Start RECORD EXCERPTS

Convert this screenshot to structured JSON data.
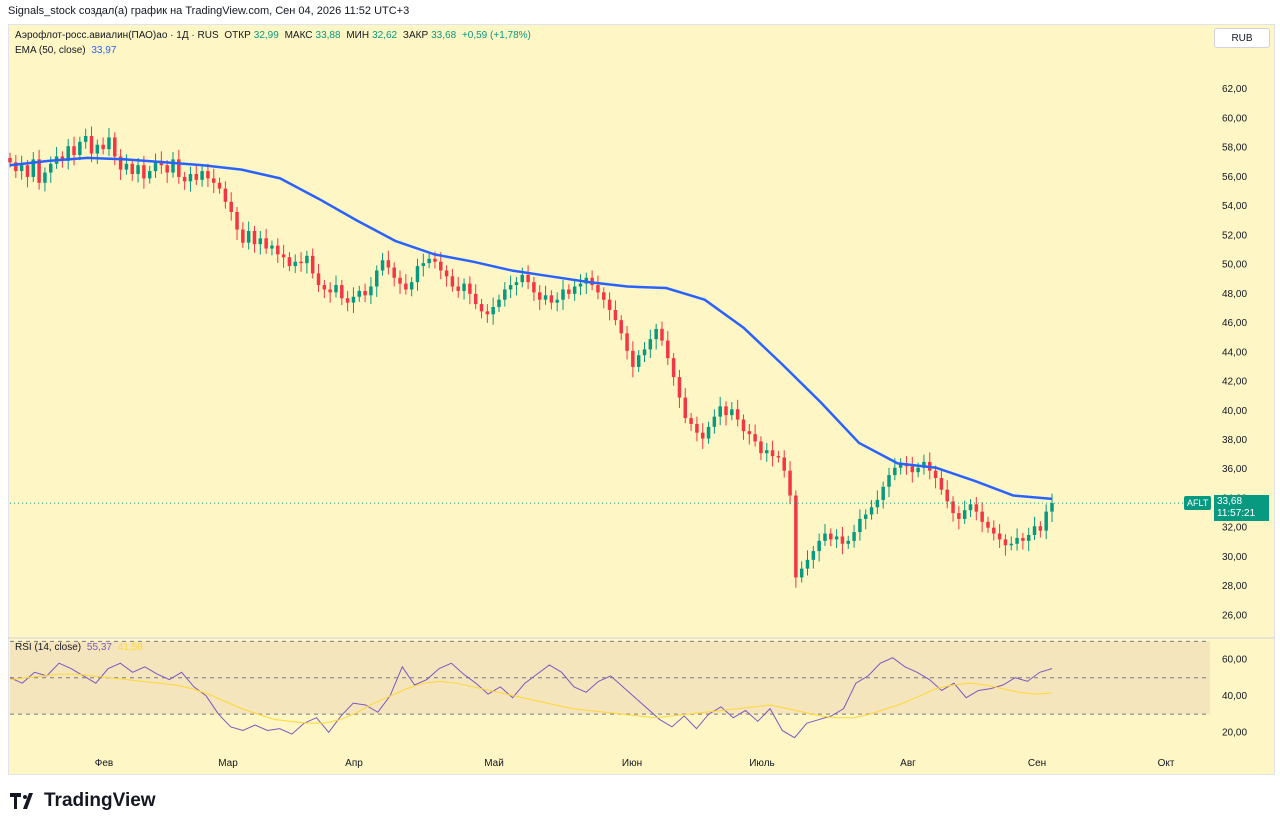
{
  "header_text": "Signals_stock создал(а) график на TradingView.com, Сен 04, 2026 11:52 UTC+3",
  "symbol_legend": {
    "name": "Аэрофлот-росс.авиалин(ПАО)ао · 1Д · RUS",
    "open_label": "ОТКР",
    "open": "32,99",
    "high_label": "МАКС",
    "high": "33,88",
    "low_label": "МИН",
    "low": "32,62",
    "close_label": "ЗАКР",
    "close": "33,68",
    "change": "+0,59 (+1,78%)"
  },
  "ema_legend": {
    "label": "EMA (50, close)",
    "value": "33,97"
  },
  "rsi_legend": {
    "label": "RSI (14, close)",
    "value": "55,37",
    "ma_value": "41,58"
  },
  "currency_button": "RUB",
  "ticker": "AFLT",
  "last_price": "33,68",
  "countdown": "11:57:21",
  "brand": "TradingView",
  "colors": {
    "background": "#fef6c4",
    "up": "#089981",
    "down": "#f23645",
    "ema": "#2962ff",
    "rsi": "#7e57c2",
    "rsi_ma": "#fdd835"
  },
  "chart_data": [
    {
      "type": "candlestick",
      "title": "Аэрофлот-росс.авиалин(ПАО)ао · 1Д · RUS",
      "x_ticks": [
        "Фев",
        "Мар",
        "Апр",
        "Май",
        "Июн",
        "Июль",
        "Авг",
        "Сен",
        "Окт"
      ],
      "y_ticks": [
        "26,00",
        "28,00",
        "30,00",
        "32,00",
        "34,00",
        "36,00",
        "38,00",
        "40,00",
        "42,00",
        "44,00",
        "46,00",
        "48,00",
        "50,00",
        "52,00",
        "54,00",
        "56,00",
        "58,00",
        "60,00",
        "62,00"
      ],
      "ylim": [
        25,
        64
      ],
      "close_series": [
        57,
        56.4,
        56.8,
        56,
        57.2,
        55.6,
        56.3,
        56.9,
        57.4,
        57.1,
        58.1,
        57.5,
        58.4,
        58.8,
        57.6,
        58.2,
        57.9,
        58.7,
        57.4,
        56.5,
        56.9,
        56.2,
        56.8,
        55.9,
        56.4,
        57.1,
        56.8,
        56.3,
        57.2,
        56,
        55.7,
        56.2,
        55.8,
        56.4,
        55.9,
        55.6,
        55.2,
        54.3,
        53.6,
        52.4,
        51.5,
        52.3,
        51.4,
        51.8,
        51.1,
        51.3,
        50.7,
        50.5,
        49.9,
        50.2,
        50.1,
        50.6,
        49.4,
        48.6,
        48.3,
        48.1,
        48.6,
        47.7,
        47.4,
        47.8,
        48.2,
        47.9,
        48.5,
        49.6,
        50.3,
        49.8,
        49.1,
        48.7,
        48.3,
        48.8,
        49.9,
        50.1,
        50.4,
        50.2,
        49.6,
        49.2,
        48.5,
        48.2,
        48.7,
        48,
        47.3,
        46.8,
        46.6,
        47.1,
        47.6,
        48.3,
        48.6,
        48.8,
        49.3,
        48.8,
        48.1,
        47.6,
        47.9,
        47.4,
        47.6,
        48.3,
        48,
        48.5,
        48.7,
        49.1,
        48.6,
        48.1,
        47.6,
        46.9,
        46.2,
        45.3,
        44.1,
        43,
        43.8,
        44.2,
        44.9,
        45.6,
        44.8,
        43.6,
        42.3,
        40.9,
        39.5,
        39.1,
        38.5,
        38.1,
        38.9,
        39.6,
        40.3,
        39.7,
        40.1,
        39.4,
        38.6,
        38.4,
        37.9,
        37.1,
        37.3,
        36.9,
        36.8,
        35.9,
        34.2,
        28.6,
        29.2,
        29.8,
        30.4,
        31.1,
        31.6,
        31.2,
        31.4,
        30.9,
        31.1,
        31.7,
        32.6,
        32.9,
        33.4,
        33.9,
        34.8,
        35.6,
        36.1,
        36.4,
        36.2,
        35.8,
        36.1,
        36.5,
        35.9,
        35.4,
        34.6,
        33.8,
        33,
        32.6,
        33.2,
        33.6,
        33.1,
        32.4,
        32,
        31.6,
        31.2,
        30.8,
        30.9,
        31.3,
        31.1,
        31.5,
        32.1,
        31.8,
        33.1,
        33.68
      ],
      "ema50_series": [
        56.8,
        57.1,
        57.3,
        57.2,
        57,
        56.8,
        56.5,
        55.9,
        54.5,
        53,
        51.6,
        50.7,
        50.2,
        49.6,
        49.2,
        48.8,
        48.5,
        48.4,
        47.6,
        45.7,
        43.2,
        40.6,
        37.8,
        36.4,
        36.1,
        35.2,
        34.2,
        33.97
      ],
      "last_price": 33.68
    },
    {
      "type": "line",
      "title": "RSI (14, close)",
      "y_ticks": [
        "20,00",
        "40,00",
        "60,00"
      ],
      "ylim": [
        13,
        68
      ],
      "bands": [
        30,
        50,
        70
      ],
      "rsi_series": [
        50,
        47,
        53,
        51,
        58,
        55,
        51,
        47,
        55,
        58,
        53,
        56,
        52,
        49,
        53,
        45,
        40,
        30,
        23,
        21,
        24,
        21,
        22,
        19,
        25,
        28,
        20,
        29,
        36,
        35,
        31,
        40,
        56,
        46,
        49,
        55,
        58,
        52,
        47,
        41,
        45,
        39,
        47,
        52,
        57,
        53,
        45,
        42,
        48,
        51,
        45,
        39,
        33,
        27,
        23,
        29,
        22,
        30,
        34,
        28,
        32,
        26,
        33,
        21,
        17,
        25,
        27,
        29,
        33,
        47,
        51,
        58,
        61,
        56,
        53,
        49,
        43,
        47,
        39,
        43,
        44,
        46,
        50,
        48,
        53,
        55
      ],
      "rsi_ma_series": [
        49,
        50,
        51,
        52,
        52,
        51,
        50,
        49,
        48,
        47,
        46,
        44,
        41,
        37,
        33,
        30,
        27,
        26,
        25,
        25,
        27,
        31,
        36,
        40,
        44,
        47,
        48,
        47,
        45,
        43,
        41,
        39,
        37,
        35,
        33,
        32,
        31,
        30,
        29,
        28,
        29,
        30,
        31,
        32,
        33,
        34,
        35,
        33,
        31,
        29,
        28,
        28,
        30,
        33,
        36,
        40,
        44,
        46,
        47,
        46,
        44,
        42,
        41,
        41.58
      ],
      "value": 55.37,
      "ma_value": 41.58
    }
  ]
}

End RECORD EXCERPTS

DESCRIPTION OF THE TASK
Reproduce the records, all of them, word for word; omit the pictures.

FINISHED EXERCISE
Convert this screenshot to structured JSON data.
{
  "header_text": "Signals_stock создал(а) график на TradingView.com, Сен 04, 2026 11:52 UTC+3",
  "symbol_legend": {
    "name": "Аэрофлот-росс.авиалин(ПАО)ао · 1Д · RUS",
    "open_label": "ОТКР",
    "open": "32,99",
    "high_label": "МАКС",
    "high": "33,88",
    "low_label": "МИН",
    "low": "32,62",
    "close_label": "ЗАКР",
    "close": "33,68",
    "change": "+0,59 (+1,78%)"
  },
  "ema_legend": {
    "label": "EMA (50, close)",
    "value": "33,97"
  },
  "rsi_legend": {
    "label": "RSI (14, close)",
    "value": "55,37",
    "ma_value": "41,58"
  },
  "currency_button": "RUB",
  "ticker": "AFLT",
  "last_price": "33,68",
  "countdown": "11:57:21",
  "brand": "TradingView",
  "colors": {
    "background": "#fef6c4",
    "up": "#089981",
    "down": "#f23645",
    "ema": "#2962ff",
    "rsi": "#7e57c2",
    "rsi_ma": "#fdd835"
  },
  "chart_data": [
    {
      "type": "candlestick",
      "title": "Аэрофлот-росс.авиалин(ПАО)ао · 1Д · RUS",
      "x_ticks": [
        "Фев",
        "Мар",
        "Апр",
        "Май",
        "Июн",
        "Июль",
        "Авг",
        "Сен",
        "Окт"
      ],
      "y_ticks": [
        "26,00",
        "28,00",
        "30,00",
        "32,00",
        "34,00",
        "36,00",
        "38,00",
        "40,00",
        "42,00",
        "44,00",
        "46,00",
        "48,00",
        "50,00",
        "52,00",
        "54,00",
        "56,00",
        "58,00",
        "60,00",
        "62,00"
      ],
      "ylim": [
        25,
        64
      ],
      "close_series": [
        57,
        56.4,
        56.8,
        56,
        57.2,
        55.6,
        56.3,
        56.9,
        57.4,
        57.1,
        58.1,
        57.5,
        58.4,
        58.8,
        57.6,
        58.2,
        57.9,
        58.7,
        57.4,
        56.5,
        56.9,
        56.2,
        56.8,
        55.9,
        56.4,
        57.1,
        56.8,
        56.3,
        57.2,
        56,
        55.7,
        56.2,
        55.8,
        56.4,
        55.9,
        55.6,
        55.2,
        54.3,
        53.6,
        52.4,
        51.5,
        52.3,
        51.4,
        51.8,
        51.1,
        51.3,
        50.7,
        50.5,
        49.9,
        50.2,
        50.1,
        50.6,
        49.4,
        48.6,
        48.3,
        48.1,
        48.6,
        47.7,
        47.4,
        47.8,
        48.2,
        47.9,
        48.5,
        49.6,
        50.3,
        49.8,
        49.1,
        48.7,
        48.3,
        48.8,
        49.9,
        50.1,
        50.4,
        50.2,
        49.6,
        49.2,
        48.5,
        48.2,
        48.7,
        48,
        47.3,
        46.8,
        46.6,
        47.1,
        47.6,
        48.3,
        48.6,
        48.8,
        49.3,
        48.8,
        48.1,
        47.6,
        47.9,
        47.4,
        47.6,
        48.3,
        48,
        48.5,
        48.7,
        49.1,
        48.6,
        48.1,
        47.6,
        46.9,
        46.2,
        45.3,
        44.1,
        43,
        43.8,
        44.2,
        44.9,
        45.6,
        44.8,
        43.6,
        42.3,
        40.9,
        39.5,
        39.1,
        38.5,
        38.1,
        38.9,
        39.6,
        40.3,
        39.7,
        40.1,
        39.4,
        38.6,
        38.4,
        37.9,
        37.1,
        37.3,
        36.9,
        36.8,
        35.9,
        34.2,
        28.6,
        29.2,
        29.8,
        30.4,
        31.1,
        31.6,
        31.2,
        31.4,
        30.9,
        31.1,
        31.7,
        32.6,
        32.9,
        33.4,
        33.9,
        34.8,
        35.6,
        36.1,
        36.4,
        36.2,
        35.8,
        36.1,
        36.5,
        35.9,
        35.4,
        34.6,
        33.8,
        33,
        32.6,
        33.2,
        33.6,
        33.1,
        32.4,
        32,
        31.6,
        31.2,
        30.8,
        30.9,
        31.3,
        31.1,
        31.5,
        32.1,
        31.8,
        33.1,
        33.68
      ],
      "ema50_series": [
        56.8,
        57.1,
        57.3,
        57.2,
        57,
        56.8,
        56.5,
        55.9,
        54.5,
        53,
        51.6,
        50.7,
        50.2,
        49.6,
        49.2,
        48.8,
        48.5,
        48.4,
        47.6,
        45.7,
        43.2,
        40.6,
        37.8,
        36.4,
        36.1,
        35.2,
        34.2,
        33.97
      ],
      "last_price": 33.68
    },
    {
      "type": "line",
      "title": "RSI (14, close)",
      "y_ticks": [
        "20,00",
        "40,00",
        "60,00"
      ],
      "ylim": [
        13,
        68
      ],
      "bands": [
        30,
        50,
        70
      ],
      "rsi_series": [
        50,
        47,
        53,
        51,
        58,
        55,
        51,
        47,
        55,
        58,
        53,
        56,
        52,
        49,
        53,
        45,
        40,
        30,
        23,
        21,
        24,
        21,
        22,
        19,
        25,
        28,
        20,
        29,
        36,
        35,
        31,
        40,
        56,
        46,
        49,
        55,
        58,
        52,
        47,
        41,
        45,
        39,
        47,
        52,
        57,
        53,
        45,
        42,
        48,
        51,
        45,
        39,
        33,
        27,
        23,
        29,
        22,
        30,
        34,
        28,
        32,
        26,
        33,
        21,
        17,
        25,
        27,
        29,
        33,
        47,
        51,
        58,
        61,
        56,
        53,
        49,
        43,
        47,
        39,
        43,
        44,
        46,
        50,
        48,
        53,
        55
      ],
      "rsi_ma_series": [
        49,
        50,
        51,
        52,
        52,
        51,
        50,
        49,
        48,
        47,
        46,
        44,
        41,
        37,
        33,
        30,
        27,
        26,
        25,
        25,
        27,
        31,
        36,
        40,
        44,
        47,
        48,
        47,
        45,
        43,
        41,
        39,
        37,
        35,
        33,
        32,
        31,
        30,
        29,
        28,
        29,
        30,
        31,
        32,
        33,
        34,
        35,
        33,
        31,
        29,
        28,
        28,
        30,
        33,
        36,
        40,
        44,
        46,
        47,
        46,
        44,
        42,
        41,
        41.58
      ],
      "value": 55.37,
      "ma_value": 41.58
    }
  ]
}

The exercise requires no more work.